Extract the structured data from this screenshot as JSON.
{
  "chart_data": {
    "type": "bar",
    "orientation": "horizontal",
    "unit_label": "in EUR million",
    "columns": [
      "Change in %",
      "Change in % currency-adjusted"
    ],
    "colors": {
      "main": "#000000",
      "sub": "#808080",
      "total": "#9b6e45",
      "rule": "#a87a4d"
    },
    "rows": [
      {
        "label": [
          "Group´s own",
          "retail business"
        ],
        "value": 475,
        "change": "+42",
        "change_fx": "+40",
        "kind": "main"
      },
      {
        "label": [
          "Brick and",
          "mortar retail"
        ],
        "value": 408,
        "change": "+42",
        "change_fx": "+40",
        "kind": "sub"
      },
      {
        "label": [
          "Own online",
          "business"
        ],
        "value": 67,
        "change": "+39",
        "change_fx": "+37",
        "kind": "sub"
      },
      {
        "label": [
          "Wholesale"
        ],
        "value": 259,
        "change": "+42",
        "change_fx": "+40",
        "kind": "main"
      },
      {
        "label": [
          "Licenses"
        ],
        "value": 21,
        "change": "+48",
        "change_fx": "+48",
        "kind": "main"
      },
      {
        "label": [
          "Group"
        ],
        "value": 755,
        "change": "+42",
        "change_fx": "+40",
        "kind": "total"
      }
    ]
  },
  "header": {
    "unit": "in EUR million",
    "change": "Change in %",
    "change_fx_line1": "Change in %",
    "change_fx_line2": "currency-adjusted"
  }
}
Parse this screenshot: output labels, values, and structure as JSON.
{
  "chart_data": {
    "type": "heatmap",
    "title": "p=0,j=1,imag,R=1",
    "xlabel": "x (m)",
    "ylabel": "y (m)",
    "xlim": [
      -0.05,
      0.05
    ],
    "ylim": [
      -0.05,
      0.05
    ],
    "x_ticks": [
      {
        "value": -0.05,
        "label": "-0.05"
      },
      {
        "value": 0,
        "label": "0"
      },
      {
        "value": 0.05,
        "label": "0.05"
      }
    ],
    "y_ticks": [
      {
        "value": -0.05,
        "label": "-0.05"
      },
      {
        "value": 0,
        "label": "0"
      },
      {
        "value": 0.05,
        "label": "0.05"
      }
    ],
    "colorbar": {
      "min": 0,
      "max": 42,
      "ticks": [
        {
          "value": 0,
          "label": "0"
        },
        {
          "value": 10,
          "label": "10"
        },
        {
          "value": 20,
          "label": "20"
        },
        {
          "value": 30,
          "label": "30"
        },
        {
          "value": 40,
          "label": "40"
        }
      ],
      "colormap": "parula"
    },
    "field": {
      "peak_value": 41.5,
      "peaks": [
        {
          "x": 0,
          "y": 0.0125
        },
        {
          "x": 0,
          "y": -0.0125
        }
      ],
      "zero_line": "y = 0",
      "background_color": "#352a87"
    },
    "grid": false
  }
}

***

- **Your task**: Extract all of the data exactly as written.

- **Exercise solution**:
Extract the structured data from this screenshot as JSON.
{
  "chart_data": {
    "type": "bar",
    "orientation": "horizontal",
    "unit_label": "in EUR million",
    "columns": [
      "Change in %",
      "Change in % currency-adjusted"
    ],
    "colors": {
      "main": "#000000",
      "sub": "#808080",
      "total": "#9b6e45",
      "rule": "#a87a4d"
    },
    "rows": [
      {
        "label": [
          "Group´s own",
          "retail business"
        ],
        "value": 475,
        "change": "+42",
        "change_fx": "+40",
        "kind": "main"
      },
      {
        "label": [
          "Brick and",
          "mortar retail"
        ],
        "value": 408,
        "change": "+42",
        "change_fx": "+40",
        "kind": "sub"
      },
      {
        "label": [
          "Own online",
          "business"
        ],
        "value": 67,
        "change": "+39",
        "change_fx": "+37",
        "kind": "sub"
      },
      {
        "label": [
          "Wholesale"
        ],
        "value": 259,
        "change": "+42",
        "change_fx": "+40",
        "kind": "main"
      },
      {
        "label": [
          "Licenses"
        ],
        "value": 21,
        "change": "+48",
        "change_fx": "+48",
        "kind": "main"
      },
      {
        "label": [
          "Group"
        ],
        "value": 755,
        "change": "+42",
        "change_fx": "+40",
        "kind": "total"
      }
    ]
  },
  "header": {
    "unit": "in EUR million",
    "change": "Change in %",
    "change_fx_line1": "Change in %",
    "change_fx_line2": "currency-adjusted"
  }
}
Parse this screenshot: output labels, values, and structure as JSON.
{
  "chart_data": {
    "type": "heatmap",
    "title": "p=0,j=1,imag,R=1",
    "xlabel": "x (m)",
    "ylabel": "y (m)",
    "xlim": [
      -0.05,
      0.05
    ],
    "ylim": [
      -0.05,
      0.05
    ],
    "x_ticks": [
      {
        "value": -0.05,
        "label": "-0.05"
      },
      {
        "value": 0,
        "label": "0"
      },
      {
        "value": 0.05,
        "label": "0.05"
      }
    ],
    "y_ticks": [
      {
        "value": -0.05,
        "label": "-0.05"
      },
      {
        "value": 0,
        "label": "0"
      },
      {
        "value": 0.05,
        "label": "0.05"
      }
    ],
    "colorbar": {
      "min": 0,
      "max": 42,
      "ticks": [
        {
          "value": 0,
          "label": "0"
        },
        {
          "value": 10,
          "label": "10"
        },
        {
          "value": 20,
          "label": "20"
        },
        {
          "value": 30,
          "label": "30"
        },
        {
          "value": 40,
          "label": "40"
        }
      ],
      "colormap": "parula"
    },
    "field": {
      "peak_value": 41.5,
      "peaks": [
        {
          "x": 0,
          "y": 0.0125
        },
        {
          "x": 0,
          "y": -0.0125
        }
      ],
      "zero_line": "y = 0",
      "background_color": "#352a87"
    },
    "grid": false
  }
}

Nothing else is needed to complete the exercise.